***** Exercise data

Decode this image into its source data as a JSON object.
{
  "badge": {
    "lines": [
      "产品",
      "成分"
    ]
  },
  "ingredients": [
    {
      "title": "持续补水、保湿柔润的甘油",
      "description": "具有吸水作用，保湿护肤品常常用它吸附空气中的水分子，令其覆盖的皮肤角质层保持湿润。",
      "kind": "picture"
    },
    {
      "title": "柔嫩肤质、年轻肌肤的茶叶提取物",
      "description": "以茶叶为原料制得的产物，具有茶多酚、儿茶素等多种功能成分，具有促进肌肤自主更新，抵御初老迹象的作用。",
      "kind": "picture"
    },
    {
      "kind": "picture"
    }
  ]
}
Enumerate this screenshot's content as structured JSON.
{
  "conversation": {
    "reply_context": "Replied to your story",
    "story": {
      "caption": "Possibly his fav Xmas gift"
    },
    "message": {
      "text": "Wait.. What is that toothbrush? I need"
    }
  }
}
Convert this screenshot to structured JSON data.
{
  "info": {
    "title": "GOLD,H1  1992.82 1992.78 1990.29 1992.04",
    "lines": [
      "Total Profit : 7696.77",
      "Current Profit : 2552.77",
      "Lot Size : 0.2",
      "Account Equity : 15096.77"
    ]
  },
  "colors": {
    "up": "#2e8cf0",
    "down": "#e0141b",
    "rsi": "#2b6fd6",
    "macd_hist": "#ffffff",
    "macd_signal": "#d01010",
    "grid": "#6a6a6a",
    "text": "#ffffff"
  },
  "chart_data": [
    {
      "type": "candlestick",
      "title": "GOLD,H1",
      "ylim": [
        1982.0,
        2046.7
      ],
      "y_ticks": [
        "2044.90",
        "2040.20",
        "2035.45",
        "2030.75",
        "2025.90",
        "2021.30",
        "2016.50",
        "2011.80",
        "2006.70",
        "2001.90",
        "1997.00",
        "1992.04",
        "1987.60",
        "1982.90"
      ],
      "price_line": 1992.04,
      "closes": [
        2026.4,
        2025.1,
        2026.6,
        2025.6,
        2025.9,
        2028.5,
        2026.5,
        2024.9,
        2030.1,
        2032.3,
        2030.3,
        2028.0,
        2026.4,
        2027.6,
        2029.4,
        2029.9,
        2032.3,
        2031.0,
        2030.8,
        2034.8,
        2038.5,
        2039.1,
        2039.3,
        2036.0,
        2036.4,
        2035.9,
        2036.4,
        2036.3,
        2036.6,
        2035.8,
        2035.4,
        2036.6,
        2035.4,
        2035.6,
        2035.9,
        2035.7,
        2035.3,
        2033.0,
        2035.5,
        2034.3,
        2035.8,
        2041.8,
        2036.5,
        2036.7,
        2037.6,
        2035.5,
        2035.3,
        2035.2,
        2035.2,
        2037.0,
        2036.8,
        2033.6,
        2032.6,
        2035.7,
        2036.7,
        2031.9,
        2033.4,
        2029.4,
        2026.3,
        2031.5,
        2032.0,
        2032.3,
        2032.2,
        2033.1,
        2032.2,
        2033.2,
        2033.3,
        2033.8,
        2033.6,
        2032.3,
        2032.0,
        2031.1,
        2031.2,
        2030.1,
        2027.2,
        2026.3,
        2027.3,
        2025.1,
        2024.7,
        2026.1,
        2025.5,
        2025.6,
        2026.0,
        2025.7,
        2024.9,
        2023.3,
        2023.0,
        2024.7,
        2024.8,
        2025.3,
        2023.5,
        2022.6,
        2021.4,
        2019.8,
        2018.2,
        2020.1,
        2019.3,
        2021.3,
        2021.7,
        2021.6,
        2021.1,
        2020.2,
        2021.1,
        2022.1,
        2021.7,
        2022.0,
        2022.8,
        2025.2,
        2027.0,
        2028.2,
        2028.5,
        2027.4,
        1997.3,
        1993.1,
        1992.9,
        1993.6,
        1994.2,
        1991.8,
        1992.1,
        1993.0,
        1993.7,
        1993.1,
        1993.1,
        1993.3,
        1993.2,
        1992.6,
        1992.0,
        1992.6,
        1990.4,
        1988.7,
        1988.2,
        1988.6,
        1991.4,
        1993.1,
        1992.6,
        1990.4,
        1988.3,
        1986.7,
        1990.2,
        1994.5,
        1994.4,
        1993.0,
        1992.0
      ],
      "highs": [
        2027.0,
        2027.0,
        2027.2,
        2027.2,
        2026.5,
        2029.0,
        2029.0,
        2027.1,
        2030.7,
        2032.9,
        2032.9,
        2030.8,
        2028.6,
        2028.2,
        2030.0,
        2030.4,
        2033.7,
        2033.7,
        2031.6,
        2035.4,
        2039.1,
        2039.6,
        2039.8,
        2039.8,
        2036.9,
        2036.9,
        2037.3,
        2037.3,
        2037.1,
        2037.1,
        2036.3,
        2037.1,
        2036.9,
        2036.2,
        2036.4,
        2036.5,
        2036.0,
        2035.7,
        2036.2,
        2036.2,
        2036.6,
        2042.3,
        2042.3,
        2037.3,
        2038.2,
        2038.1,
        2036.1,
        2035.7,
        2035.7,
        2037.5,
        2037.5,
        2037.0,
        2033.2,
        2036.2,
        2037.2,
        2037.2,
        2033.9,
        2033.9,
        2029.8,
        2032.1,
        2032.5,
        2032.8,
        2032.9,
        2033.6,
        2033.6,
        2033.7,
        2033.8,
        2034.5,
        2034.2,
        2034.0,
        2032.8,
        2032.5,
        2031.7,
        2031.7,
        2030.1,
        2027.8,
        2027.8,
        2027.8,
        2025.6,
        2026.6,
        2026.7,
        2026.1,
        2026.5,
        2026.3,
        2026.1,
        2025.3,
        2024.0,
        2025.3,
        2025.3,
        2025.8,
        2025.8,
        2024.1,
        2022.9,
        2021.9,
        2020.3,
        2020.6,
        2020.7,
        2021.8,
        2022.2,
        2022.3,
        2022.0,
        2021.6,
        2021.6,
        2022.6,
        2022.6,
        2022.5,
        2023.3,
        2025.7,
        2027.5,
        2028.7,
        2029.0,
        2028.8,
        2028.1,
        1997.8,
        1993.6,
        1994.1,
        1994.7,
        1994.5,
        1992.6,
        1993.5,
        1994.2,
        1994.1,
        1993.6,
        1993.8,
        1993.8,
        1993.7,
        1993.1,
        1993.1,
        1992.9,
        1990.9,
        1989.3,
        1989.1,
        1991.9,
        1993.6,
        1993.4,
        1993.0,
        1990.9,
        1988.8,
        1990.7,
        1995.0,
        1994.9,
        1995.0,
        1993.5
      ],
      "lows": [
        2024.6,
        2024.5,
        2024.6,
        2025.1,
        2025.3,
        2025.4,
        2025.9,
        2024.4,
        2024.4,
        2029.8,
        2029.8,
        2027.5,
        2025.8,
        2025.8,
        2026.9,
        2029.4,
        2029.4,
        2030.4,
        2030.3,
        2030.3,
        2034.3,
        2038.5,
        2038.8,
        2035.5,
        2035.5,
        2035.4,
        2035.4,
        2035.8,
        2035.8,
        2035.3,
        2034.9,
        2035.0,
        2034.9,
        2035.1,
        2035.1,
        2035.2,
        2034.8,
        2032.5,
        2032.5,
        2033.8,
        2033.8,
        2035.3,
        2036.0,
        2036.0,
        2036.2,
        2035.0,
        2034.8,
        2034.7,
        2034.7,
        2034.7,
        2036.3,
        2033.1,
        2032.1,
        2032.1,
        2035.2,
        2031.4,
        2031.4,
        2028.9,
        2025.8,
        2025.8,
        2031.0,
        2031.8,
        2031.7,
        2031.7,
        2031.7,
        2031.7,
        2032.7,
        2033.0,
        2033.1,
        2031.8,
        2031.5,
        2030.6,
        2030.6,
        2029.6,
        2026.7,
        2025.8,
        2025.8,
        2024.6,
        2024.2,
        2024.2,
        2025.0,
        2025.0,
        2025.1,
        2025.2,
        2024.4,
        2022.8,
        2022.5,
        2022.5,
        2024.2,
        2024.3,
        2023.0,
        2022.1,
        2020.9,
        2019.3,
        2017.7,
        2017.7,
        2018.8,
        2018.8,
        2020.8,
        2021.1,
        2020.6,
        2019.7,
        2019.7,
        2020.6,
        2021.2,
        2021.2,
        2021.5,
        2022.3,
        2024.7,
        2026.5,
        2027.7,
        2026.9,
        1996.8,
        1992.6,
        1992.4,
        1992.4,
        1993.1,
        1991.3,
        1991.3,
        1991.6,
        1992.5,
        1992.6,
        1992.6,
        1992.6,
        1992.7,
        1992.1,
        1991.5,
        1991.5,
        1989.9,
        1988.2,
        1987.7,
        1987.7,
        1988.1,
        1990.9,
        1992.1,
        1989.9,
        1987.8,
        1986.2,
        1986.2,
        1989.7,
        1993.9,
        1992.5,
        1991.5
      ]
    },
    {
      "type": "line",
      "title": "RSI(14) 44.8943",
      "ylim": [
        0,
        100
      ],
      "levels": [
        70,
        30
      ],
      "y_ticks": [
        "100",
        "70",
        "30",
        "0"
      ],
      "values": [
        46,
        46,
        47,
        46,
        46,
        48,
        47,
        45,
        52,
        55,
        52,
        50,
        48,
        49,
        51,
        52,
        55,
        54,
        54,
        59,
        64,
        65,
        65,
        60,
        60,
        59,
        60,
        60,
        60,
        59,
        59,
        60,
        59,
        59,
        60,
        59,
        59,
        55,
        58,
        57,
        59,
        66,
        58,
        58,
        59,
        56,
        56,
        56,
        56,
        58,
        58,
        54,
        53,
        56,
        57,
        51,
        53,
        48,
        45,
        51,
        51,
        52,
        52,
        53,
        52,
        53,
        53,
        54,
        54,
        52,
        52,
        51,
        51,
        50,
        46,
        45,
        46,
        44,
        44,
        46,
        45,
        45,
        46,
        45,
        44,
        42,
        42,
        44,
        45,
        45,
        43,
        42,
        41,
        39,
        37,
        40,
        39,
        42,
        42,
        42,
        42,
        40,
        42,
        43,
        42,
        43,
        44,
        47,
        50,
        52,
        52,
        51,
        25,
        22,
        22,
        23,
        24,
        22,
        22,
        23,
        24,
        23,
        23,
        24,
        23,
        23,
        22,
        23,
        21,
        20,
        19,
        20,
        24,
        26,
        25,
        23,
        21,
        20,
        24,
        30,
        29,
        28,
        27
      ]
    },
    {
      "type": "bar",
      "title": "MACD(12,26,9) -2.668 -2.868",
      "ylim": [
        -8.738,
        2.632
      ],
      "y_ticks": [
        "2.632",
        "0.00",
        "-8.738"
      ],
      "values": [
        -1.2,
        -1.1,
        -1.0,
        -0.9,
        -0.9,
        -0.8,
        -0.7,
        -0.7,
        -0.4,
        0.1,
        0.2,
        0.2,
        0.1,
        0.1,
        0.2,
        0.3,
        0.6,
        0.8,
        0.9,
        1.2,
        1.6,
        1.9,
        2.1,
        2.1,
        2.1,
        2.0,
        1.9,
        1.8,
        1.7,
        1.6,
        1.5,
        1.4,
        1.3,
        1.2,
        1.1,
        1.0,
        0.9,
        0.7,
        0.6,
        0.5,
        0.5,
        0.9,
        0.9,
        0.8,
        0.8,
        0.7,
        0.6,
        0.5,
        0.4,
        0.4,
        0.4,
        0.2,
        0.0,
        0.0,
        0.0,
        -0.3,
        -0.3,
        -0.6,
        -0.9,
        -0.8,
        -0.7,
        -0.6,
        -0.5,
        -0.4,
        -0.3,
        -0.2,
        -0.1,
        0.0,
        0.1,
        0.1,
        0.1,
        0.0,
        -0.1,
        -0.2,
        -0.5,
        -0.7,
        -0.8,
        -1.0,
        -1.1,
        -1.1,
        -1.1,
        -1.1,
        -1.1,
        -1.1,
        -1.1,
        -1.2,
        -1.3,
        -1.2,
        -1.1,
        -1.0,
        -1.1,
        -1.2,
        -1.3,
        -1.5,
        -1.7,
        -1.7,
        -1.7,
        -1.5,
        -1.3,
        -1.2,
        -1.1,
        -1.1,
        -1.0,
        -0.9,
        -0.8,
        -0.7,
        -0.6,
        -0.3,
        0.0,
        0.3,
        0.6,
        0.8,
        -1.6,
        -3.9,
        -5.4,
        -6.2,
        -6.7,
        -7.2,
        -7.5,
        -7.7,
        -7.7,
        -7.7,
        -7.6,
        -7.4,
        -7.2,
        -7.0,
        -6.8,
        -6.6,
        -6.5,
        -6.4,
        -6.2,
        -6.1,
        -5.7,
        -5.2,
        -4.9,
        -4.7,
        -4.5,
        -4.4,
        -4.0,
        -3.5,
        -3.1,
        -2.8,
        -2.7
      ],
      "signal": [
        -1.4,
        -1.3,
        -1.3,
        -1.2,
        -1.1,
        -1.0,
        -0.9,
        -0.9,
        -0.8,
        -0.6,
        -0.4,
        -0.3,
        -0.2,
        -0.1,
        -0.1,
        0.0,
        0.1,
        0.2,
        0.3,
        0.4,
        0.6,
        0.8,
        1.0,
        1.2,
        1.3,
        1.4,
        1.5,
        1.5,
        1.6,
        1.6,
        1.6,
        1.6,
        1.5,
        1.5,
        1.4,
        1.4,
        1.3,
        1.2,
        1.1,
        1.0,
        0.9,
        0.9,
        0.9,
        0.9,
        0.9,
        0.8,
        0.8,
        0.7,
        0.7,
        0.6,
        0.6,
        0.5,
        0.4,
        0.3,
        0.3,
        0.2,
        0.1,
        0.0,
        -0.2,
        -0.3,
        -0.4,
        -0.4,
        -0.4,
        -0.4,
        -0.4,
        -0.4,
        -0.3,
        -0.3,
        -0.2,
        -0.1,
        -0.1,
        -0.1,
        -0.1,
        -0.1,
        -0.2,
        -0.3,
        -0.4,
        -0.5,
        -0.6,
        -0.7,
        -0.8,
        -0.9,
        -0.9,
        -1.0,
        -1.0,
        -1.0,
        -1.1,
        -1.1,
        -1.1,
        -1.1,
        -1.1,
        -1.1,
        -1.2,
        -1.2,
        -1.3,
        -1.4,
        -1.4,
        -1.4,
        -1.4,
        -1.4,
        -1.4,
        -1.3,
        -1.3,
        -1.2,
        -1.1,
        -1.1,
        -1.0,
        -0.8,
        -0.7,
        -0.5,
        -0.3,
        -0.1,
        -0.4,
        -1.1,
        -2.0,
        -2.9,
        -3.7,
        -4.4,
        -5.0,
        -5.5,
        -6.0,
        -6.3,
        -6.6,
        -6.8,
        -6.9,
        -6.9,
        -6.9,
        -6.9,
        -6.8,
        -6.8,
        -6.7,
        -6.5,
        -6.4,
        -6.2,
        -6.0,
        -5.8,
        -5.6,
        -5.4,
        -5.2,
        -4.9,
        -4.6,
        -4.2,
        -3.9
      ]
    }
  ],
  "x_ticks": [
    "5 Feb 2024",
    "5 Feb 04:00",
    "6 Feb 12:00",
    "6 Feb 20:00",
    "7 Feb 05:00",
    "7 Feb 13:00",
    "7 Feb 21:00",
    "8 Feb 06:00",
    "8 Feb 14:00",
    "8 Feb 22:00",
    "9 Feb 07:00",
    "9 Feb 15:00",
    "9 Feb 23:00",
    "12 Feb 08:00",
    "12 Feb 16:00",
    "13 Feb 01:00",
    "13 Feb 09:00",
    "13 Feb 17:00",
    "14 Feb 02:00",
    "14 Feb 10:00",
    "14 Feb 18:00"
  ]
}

**********

:: Set exercise ::
Identify and copy all lines with the word "screenshot".

:: Solution to this exercise ::
Enumerate this screenshot's content as structured JSON.
Convert this screenshot to structured JSON data.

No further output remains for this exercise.